> [Page text]:

The Agilent InfinityLab 2D-LC Solution with Active Solvent Modulation

Significance of the Topic

Two-dimensional liquid chromatography (2D-LC) addresses the limitations of one-dimensional separations by improving peak capacity and resolving power for complex samples and coeluting analytes.

Aims and Study Overview

This overview presents active solvent modulation (ASM), a valve-based technique that balances solvent strengths between the first and second dimensions, and demonstrates its effectiveness in reversed-phase–reversed-phase (RPLC–RPLC) and hydrophilic interaction–RPLC (HILIC–RPLC) workflows.

Methodology and Used Instrumentation

Instrumentation:

• Agilent 1290 Infinity II 2D-LC System including two High Speed Pumps, Multisampler with cooler, Multicolumn Thermostats, Diode Array Detectors
• Agilent 1290 Infinity Valve Drive with ASM valve (G4243A) and Multiple Heart‐Cutting valves (G4242-64000)
• ASM capillaries of varying lengths and internal diameters to control dilution factors
• Agilent 6150 Single Quadrupole LC/MS with Jet Stream ESI source

Main Results and Discussion

RPLC–RPLC of polycyclic aromatic hydrocarbons:

• Without modulation, high organic content from the first dimension caused volume overload, broadening, and distortion of second-dimension peaks.
• Applying ASM with dilution factors of 1.5 and 2.0 restored focusing at the head of the second column, producing narrower, symmetrical peaks and enhanced sensitivity.

HILIC–RPLC of peptides:

• Direct transfer led to partial breakthrough of peptides due to solvent mismatch, as confirmed by matching mass spectra of retained and unretained fractions.
• ASM with factors of 3.0 and 5.1 eliminated breakthrough, yielding complete retention and well-focused chromatographic peaks across multiple heart cuts.

Benefits and Practical Applications

• Enhanced resolution, peak shape, and sensitivity for challenging 2D-LC separations.
• Seamless coupling of diverse solvent systems, expanding compatibility for reversed-phase and HILIC modes.
• Quantitative transfer and analyte focusing without extensive gradient redesign.
• Improved dynamic range and reproducibility for trace-level analysis in pharmaceutical, environmental, and proteomic applications.

Future Trends and Potential Applications

ASM is expected to drive broader adoption of comprehensive 2D-LC by simplifying method development and enhancing robustness.
Anticipated advancements include automated ASM factor optimization, real-time modulation control, integration with ultrahigh-resolution mass spectrometry, and miniaturized 2D-LC platforms for high-throughput screening.

Conclusion

Active solvent modulation effectively resolves solvent incompatibility in 2D-LC, enabling focusing at the second-dimension column head and delivering superior resolution and sensitivity across varied separation schemes.

References

1. Stoll, D. R.; Carr, P. W. Two-Dimensional Liquid Chromatography: A State of the Art Tutorial. Analytical Chemistry 2017, 89, 519–531.
2. Stoll, D. R.; et al. Active Solvent Modulation: A Valve-Based Approach To Improve Separation Compatibility in Two-Dimensional Liquid Chromatography. Analytical Chemistry 2017, 89, 9260–9267.
3. Li, D.; Jakob, C.; Schmitz, O. Practical Considerations in Comprehensive Two-Dimensional Liquid Chromatography Systems (LC×LC) with Reversed-Phases in Both Dimensions. Analytical and Bioanalytical Chemistry 2015, 407, 153–167.

> [What to produce]:
Using the page on active solvent modulation above, decide whether each statement below agrees with it. Answer yes or no for each, and quote the exact words that settle it.
1. In the peptide separations, ASM factors of 3.0 and 5.1 removed the breakthrough.
2. The instrumentation listed includes a triple quadrupole mass spectrometer.
3. In the RPLC–RPLC separation without modulation, the second-dimension peaks were broadened.

> [Given entries]:
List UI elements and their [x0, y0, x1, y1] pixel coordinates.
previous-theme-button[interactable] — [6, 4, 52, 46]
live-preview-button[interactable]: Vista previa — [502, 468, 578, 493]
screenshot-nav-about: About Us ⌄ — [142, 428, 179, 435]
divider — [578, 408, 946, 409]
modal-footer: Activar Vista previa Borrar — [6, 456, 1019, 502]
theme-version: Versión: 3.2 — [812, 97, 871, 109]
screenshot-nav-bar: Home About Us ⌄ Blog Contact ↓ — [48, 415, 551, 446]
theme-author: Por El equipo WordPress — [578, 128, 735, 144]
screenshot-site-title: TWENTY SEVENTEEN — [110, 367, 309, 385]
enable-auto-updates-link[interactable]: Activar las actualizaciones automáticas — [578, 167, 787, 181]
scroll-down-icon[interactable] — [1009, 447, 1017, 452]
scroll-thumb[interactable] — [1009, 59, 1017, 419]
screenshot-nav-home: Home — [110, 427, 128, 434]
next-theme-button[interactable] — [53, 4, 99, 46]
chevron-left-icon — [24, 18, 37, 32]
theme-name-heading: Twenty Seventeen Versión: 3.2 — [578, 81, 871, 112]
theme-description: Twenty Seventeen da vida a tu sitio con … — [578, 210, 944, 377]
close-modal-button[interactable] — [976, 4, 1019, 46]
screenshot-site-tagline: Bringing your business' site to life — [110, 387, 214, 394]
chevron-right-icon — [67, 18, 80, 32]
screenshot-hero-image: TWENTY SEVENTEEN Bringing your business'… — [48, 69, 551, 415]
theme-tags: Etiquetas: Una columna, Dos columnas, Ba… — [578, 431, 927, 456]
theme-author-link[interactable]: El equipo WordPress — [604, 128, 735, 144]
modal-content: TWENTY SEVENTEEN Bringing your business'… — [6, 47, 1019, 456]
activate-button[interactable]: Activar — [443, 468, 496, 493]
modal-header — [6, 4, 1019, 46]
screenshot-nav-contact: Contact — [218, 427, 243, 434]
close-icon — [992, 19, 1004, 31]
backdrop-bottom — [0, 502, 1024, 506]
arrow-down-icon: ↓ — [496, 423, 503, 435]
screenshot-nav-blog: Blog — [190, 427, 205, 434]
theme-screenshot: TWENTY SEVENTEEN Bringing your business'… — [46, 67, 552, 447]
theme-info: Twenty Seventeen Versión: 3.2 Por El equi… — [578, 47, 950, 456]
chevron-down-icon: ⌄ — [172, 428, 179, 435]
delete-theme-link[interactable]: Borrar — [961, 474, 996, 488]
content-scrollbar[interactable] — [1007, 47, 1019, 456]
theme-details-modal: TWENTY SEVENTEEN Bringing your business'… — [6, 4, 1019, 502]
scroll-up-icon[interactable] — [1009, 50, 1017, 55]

> [Exercise output]:
1. Yes: "ASM with factors of 3.0 and 5.1 eliminated breakthrough"
2. No: "Agilent 6150 Single Quadrupole LC/MS with Jet Stream ESI source"
3. Yes: "Without modulation, high organic content from the first dimension caused volume overload, broadening, and distortion of second-dimension peaks."